:: WORK TO BE COMPLETED ::
Copy every line of the data in which the word "signes" occurs.

(Data records)
+ + +

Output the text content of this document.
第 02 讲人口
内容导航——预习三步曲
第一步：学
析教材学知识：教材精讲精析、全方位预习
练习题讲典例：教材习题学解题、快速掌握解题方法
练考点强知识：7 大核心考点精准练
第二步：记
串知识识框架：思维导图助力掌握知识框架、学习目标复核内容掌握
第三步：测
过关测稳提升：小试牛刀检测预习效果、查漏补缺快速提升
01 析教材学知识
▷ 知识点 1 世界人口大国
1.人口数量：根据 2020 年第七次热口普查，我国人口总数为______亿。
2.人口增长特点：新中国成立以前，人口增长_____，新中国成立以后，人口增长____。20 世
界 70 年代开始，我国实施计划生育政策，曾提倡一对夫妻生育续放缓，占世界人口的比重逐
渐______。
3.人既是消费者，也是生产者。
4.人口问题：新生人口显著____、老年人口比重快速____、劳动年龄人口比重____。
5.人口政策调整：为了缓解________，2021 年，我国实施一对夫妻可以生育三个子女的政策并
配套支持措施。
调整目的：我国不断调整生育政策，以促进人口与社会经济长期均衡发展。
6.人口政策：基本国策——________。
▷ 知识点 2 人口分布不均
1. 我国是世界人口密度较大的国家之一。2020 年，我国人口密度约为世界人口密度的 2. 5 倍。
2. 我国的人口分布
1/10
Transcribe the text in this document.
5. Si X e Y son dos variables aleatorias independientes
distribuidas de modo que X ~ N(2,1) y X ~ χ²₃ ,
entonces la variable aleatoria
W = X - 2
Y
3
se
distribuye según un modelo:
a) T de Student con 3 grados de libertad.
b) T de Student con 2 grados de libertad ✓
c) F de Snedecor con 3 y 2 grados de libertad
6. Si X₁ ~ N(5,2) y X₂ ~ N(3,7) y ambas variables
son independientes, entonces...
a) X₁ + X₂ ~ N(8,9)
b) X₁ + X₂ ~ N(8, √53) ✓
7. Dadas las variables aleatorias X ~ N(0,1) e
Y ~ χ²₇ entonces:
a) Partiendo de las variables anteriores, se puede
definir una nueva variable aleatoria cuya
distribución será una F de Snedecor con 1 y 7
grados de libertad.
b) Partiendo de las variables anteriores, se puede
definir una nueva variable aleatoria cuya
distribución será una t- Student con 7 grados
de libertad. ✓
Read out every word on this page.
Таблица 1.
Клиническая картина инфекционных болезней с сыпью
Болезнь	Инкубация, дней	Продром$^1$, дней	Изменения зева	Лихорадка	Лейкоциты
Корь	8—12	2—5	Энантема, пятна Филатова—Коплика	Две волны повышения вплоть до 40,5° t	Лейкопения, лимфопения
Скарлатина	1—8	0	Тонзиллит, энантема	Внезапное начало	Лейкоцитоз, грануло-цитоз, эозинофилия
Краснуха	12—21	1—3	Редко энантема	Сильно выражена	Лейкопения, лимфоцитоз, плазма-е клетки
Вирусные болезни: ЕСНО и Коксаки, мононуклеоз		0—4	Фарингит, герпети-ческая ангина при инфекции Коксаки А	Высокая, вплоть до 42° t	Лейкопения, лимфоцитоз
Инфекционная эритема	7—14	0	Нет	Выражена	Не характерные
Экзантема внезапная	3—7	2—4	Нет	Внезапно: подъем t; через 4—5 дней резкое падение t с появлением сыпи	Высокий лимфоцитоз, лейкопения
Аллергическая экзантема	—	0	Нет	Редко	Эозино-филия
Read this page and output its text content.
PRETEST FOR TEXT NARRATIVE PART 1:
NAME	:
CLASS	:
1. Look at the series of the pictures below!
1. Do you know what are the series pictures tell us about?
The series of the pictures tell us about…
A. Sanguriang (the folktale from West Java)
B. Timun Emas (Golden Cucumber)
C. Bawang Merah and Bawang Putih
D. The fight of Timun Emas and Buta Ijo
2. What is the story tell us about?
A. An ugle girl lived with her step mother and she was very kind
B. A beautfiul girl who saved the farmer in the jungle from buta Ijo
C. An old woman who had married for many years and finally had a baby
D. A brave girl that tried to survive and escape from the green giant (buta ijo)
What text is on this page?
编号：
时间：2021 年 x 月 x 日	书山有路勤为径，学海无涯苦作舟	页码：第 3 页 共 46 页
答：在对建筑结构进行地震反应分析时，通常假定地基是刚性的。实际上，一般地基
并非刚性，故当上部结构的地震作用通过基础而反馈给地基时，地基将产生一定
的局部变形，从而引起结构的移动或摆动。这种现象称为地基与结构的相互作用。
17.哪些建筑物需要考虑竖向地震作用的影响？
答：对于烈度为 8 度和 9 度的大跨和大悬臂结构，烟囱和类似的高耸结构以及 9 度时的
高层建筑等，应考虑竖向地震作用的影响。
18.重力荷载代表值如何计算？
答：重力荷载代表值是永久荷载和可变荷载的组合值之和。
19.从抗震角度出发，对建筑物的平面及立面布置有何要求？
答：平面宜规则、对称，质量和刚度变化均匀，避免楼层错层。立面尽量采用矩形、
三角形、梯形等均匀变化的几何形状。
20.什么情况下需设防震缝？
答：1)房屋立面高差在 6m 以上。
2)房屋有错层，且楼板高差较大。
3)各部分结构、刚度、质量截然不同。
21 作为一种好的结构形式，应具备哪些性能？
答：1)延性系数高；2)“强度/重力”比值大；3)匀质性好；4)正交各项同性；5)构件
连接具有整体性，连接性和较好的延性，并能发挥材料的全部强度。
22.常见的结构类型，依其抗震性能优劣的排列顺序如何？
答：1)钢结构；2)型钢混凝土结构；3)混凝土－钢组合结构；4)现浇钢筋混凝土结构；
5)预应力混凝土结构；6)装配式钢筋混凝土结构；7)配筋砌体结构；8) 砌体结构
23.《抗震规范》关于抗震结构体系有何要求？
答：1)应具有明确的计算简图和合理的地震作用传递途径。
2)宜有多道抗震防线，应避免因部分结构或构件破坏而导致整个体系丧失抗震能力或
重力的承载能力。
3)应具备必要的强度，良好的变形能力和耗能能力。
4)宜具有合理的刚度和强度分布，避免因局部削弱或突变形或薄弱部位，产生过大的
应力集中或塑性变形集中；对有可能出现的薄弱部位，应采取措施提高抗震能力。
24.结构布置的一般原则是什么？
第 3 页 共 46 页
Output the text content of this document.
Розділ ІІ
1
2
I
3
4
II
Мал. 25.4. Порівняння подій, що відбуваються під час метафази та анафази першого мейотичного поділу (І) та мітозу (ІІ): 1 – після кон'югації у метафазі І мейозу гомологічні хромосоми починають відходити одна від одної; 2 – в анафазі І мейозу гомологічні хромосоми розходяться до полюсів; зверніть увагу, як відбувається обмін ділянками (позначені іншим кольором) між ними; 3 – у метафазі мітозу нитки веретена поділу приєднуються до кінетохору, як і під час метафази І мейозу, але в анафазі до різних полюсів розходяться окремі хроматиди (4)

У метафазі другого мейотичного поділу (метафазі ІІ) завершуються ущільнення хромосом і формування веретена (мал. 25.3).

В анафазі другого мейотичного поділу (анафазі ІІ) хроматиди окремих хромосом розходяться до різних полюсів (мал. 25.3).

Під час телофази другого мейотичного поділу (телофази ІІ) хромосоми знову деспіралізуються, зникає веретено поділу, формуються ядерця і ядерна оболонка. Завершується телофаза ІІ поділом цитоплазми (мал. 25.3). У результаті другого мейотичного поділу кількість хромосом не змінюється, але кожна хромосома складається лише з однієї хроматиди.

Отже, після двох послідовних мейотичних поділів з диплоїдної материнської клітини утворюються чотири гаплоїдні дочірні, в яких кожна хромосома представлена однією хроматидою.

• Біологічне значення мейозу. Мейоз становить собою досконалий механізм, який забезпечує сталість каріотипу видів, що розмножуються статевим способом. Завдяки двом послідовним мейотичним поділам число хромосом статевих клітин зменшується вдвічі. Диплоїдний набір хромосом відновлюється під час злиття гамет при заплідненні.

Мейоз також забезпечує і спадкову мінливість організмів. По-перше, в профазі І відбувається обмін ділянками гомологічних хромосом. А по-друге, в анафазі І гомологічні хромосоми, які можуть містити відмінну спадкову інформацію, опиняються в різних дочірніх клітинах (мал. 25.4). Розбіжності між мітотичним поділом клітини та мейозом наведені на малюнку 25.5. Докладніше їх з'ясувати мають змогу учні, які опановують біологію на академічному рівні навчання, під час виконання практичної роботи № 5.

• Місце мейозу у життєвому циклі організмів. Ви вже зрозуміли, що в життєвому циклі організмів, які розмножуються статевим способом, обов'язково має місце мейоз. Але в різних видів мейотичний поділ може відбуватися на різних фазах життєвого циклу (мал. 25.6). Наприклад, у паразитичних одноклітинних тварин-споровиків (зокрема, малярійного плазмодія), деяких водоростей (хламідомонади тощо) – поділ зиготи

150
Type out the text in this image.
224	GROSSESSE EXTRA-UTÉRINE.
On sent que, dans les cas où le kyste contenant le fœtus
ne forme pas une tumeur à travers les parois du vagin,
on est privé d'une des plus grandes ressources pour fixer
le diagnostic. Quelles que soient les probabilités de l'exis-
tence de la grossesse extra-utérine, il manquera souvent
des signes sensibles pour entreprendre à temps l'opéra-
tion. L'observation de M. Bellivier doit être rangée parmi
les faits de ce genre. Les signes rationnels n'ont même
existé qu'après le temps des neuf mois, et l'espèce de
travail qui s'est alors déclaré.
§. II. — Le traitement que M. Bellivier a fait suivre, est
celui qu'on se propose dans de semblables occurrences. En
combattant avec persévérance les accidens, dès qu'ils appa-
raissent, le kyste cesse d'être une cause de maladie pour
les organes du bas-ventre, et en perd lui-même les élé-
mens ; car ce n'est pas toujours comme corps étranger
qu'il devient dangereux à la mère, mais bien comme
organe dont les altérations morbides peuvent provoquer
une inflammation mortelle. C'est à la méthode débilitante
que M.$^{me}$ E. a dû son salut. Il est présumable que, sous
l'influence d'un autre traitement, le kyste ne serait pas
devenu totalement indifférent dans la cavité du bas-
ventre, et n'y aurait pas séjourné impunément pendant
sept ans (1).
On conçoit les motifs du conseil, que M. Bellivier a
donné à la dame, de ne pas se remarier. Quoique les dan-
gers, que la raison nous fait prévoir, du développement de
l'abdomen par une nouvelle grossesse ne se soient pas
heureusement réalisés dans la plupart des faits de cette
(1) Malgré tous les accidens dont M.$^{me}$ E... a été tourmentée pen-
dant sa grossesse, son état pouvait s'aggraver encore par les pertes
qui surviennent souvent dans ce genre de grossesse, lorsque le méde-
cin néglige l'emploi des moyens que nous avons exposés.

+ + +

:: FINAL RESULT ::
des signes sensibles pour entreprendre à temps l'opéra-
les faits de ce genre. Les signes rationnels n'ont même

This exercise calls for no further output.